Copy each line of the data below with the word "circonferenza".

[Data entries for graphics]
════════════════
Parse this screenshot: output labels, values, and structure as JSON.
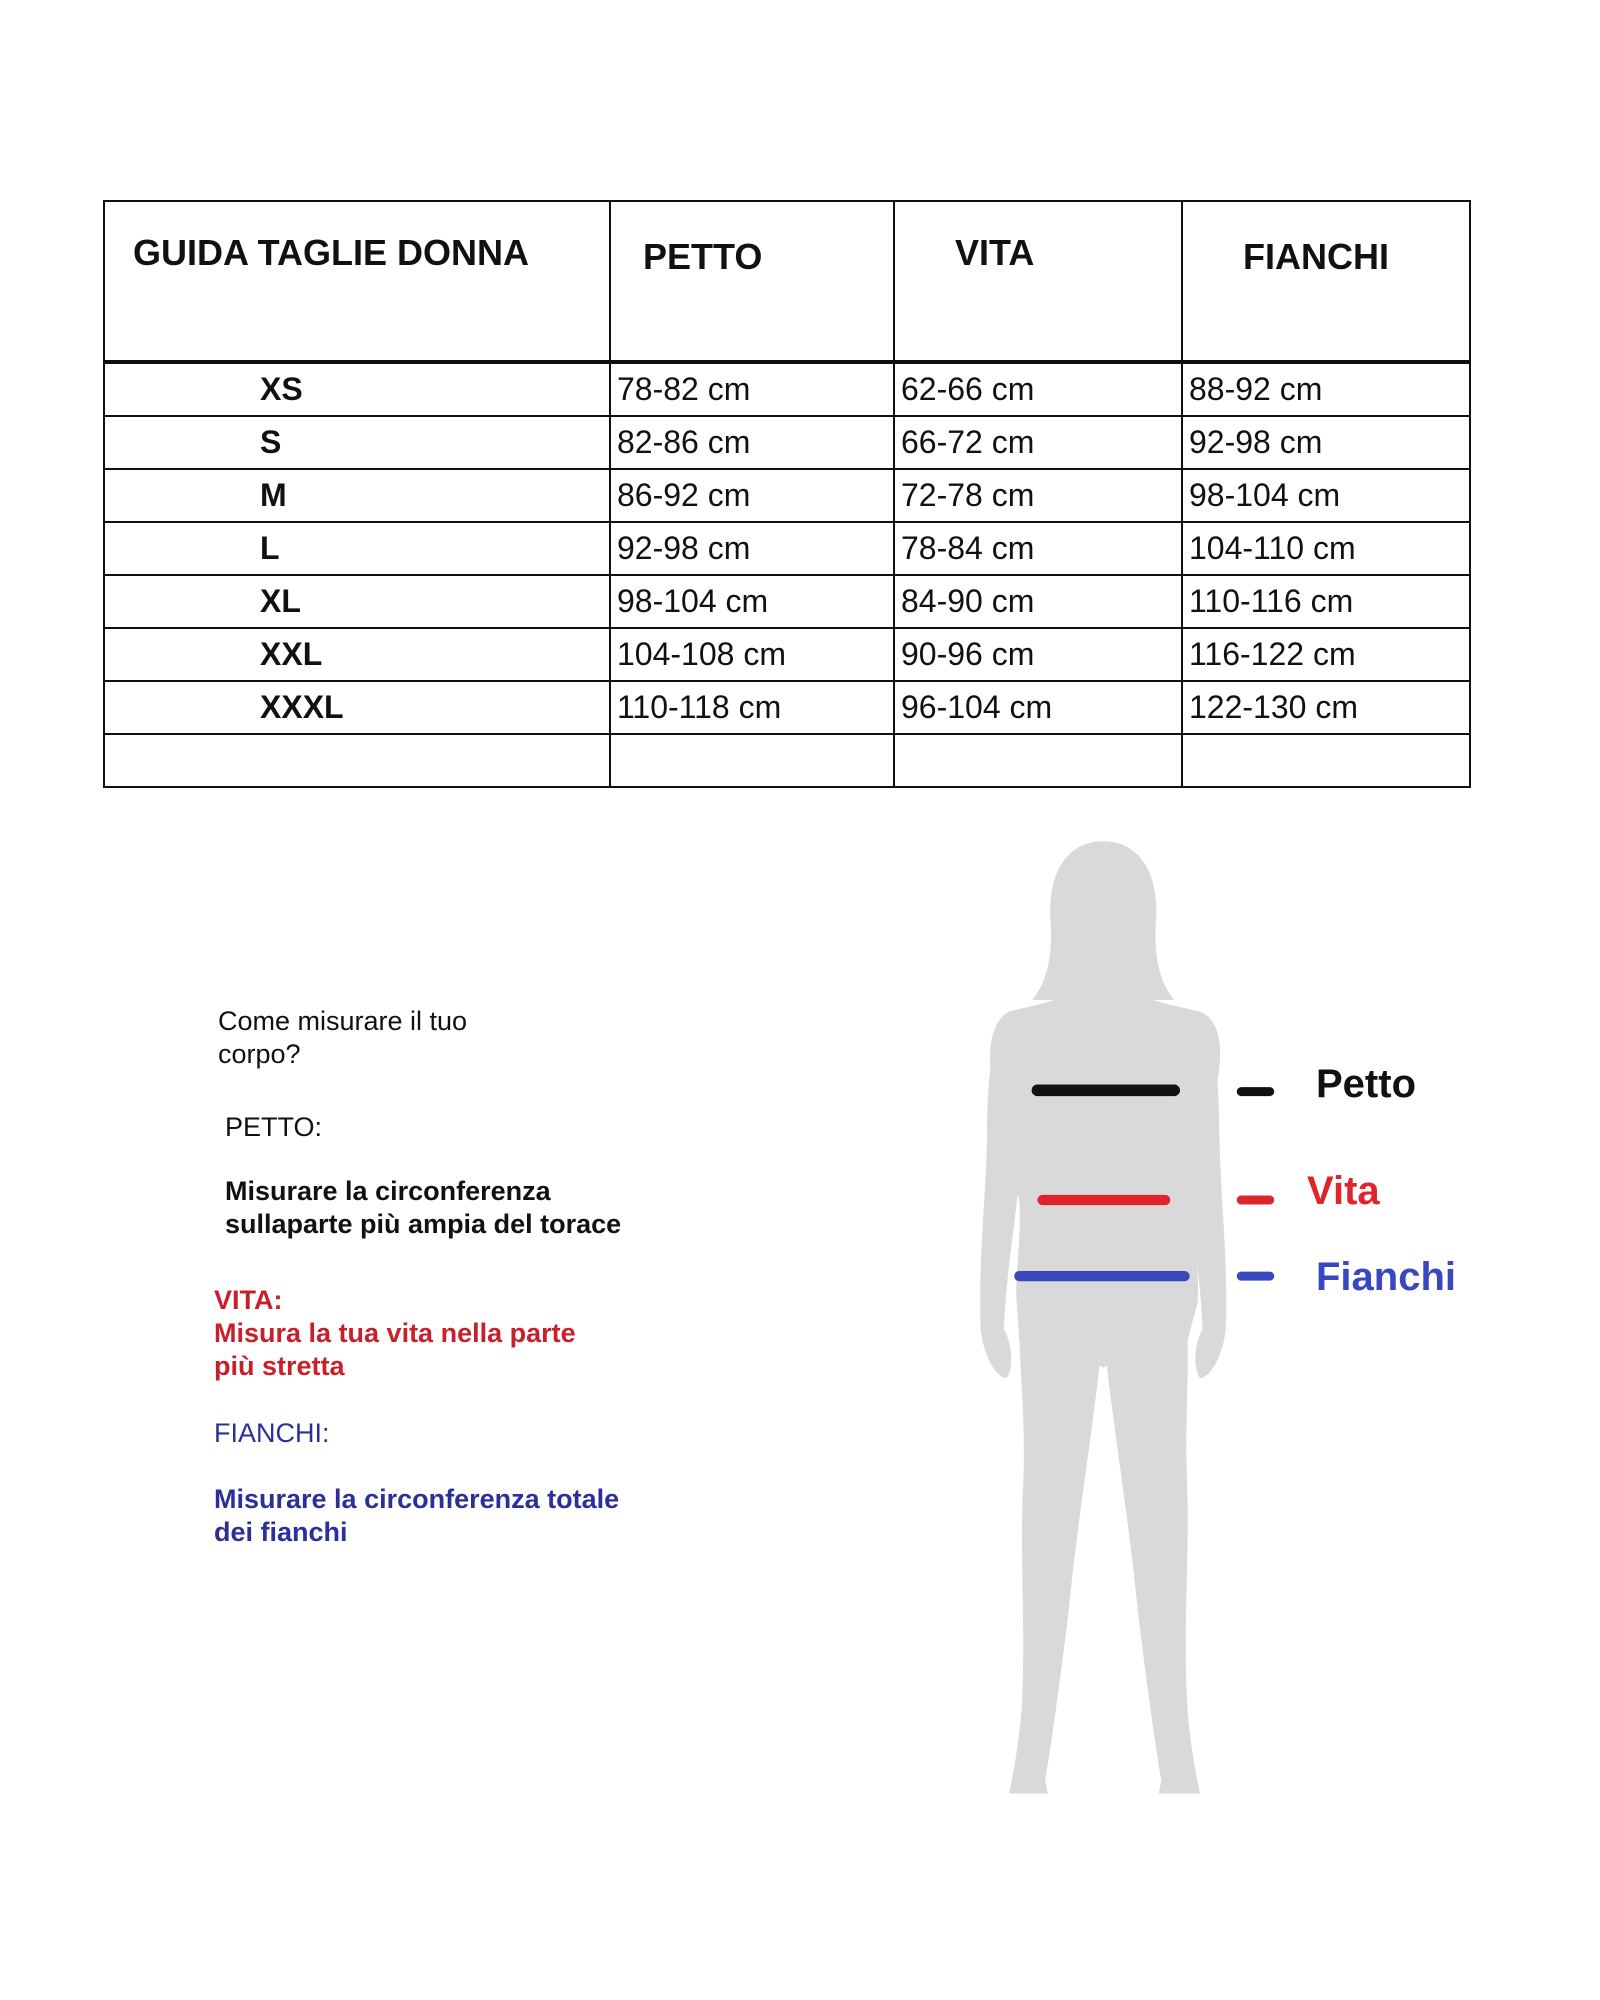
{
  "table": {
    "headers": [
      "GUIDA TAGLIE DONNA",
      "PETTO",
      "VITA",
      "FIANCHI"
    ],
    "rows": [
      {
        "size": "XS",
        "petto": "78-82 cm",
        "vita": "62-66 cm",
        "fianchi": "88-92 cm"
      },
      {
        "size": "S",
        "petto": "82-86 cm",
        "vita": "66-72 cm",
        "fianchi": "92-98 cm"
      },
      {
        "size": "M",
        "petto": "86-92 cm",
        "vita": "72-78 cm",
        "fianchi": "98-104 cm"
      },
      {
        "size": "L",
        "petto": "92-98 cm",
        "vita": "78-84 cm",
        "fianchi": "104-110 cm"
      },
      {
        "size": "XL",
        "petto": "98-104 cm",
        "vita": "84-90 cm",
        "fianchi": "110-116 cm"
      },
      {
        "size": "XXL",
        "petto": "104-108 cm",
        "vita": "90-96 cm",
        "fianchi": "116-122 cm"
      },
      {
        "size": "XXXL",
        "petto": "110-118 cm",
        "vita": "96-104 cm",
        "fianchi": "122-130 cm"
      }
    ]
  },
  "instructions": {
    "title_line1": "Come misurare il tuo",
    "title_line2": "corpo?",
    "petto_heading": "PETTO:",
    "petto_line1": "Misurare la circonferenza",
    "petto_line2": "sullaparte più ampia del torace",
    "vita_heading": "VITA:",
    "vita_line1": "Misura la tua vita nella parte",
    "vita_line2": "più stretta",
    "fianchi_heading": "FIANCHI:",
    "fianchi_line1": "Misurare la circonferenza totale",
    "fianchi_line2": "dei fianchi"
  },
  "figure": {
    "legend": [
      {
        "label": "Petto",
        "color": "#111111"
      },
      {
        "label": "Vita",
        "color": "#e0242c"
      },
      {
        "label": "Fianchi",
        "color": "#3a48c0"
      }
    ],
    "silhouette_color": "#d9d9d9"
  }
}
════════════════
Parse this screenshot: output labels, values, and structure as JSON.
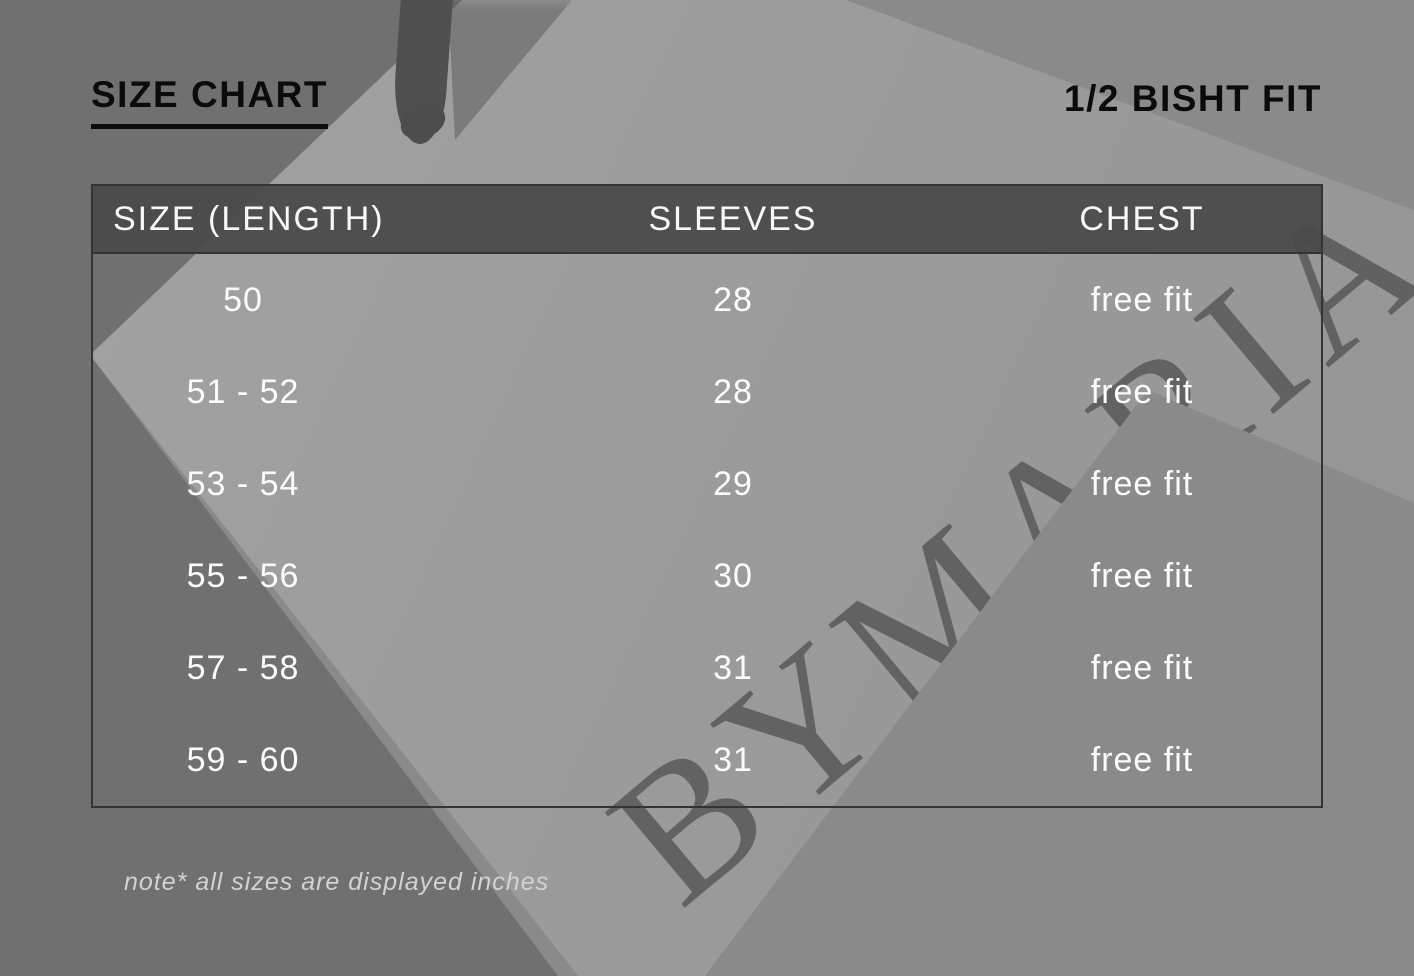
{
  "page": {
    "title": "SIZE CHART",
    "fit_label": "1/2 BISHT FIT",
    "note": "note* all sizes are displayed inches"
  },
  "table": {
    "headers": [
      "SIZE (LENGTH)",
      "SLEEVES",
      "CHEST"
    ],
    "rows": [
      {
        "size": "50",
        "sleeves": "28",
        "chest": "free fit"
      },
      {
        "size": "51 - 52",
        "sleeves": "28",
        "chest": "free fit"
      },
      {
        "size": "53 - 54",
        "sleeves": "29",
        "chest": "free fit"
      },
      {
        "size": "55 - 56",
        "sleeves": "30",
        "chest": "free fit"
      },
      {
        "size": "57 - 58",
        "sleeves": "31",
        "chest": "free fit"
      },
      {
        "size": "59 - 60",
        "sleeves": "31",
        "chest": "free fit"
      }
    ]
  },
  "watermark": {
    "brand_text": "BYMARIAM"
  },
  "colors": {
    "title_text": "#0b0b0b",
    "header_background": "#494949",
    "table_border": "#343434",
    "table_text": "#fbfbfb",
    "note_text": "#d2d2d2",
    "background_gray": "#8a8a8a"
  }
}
════════════════
EXPECTED OUTPUT ->
    "petto_line1": "Misurare la circonferenza",
    "fianchi_line1": "Misurare la circonferenza totale",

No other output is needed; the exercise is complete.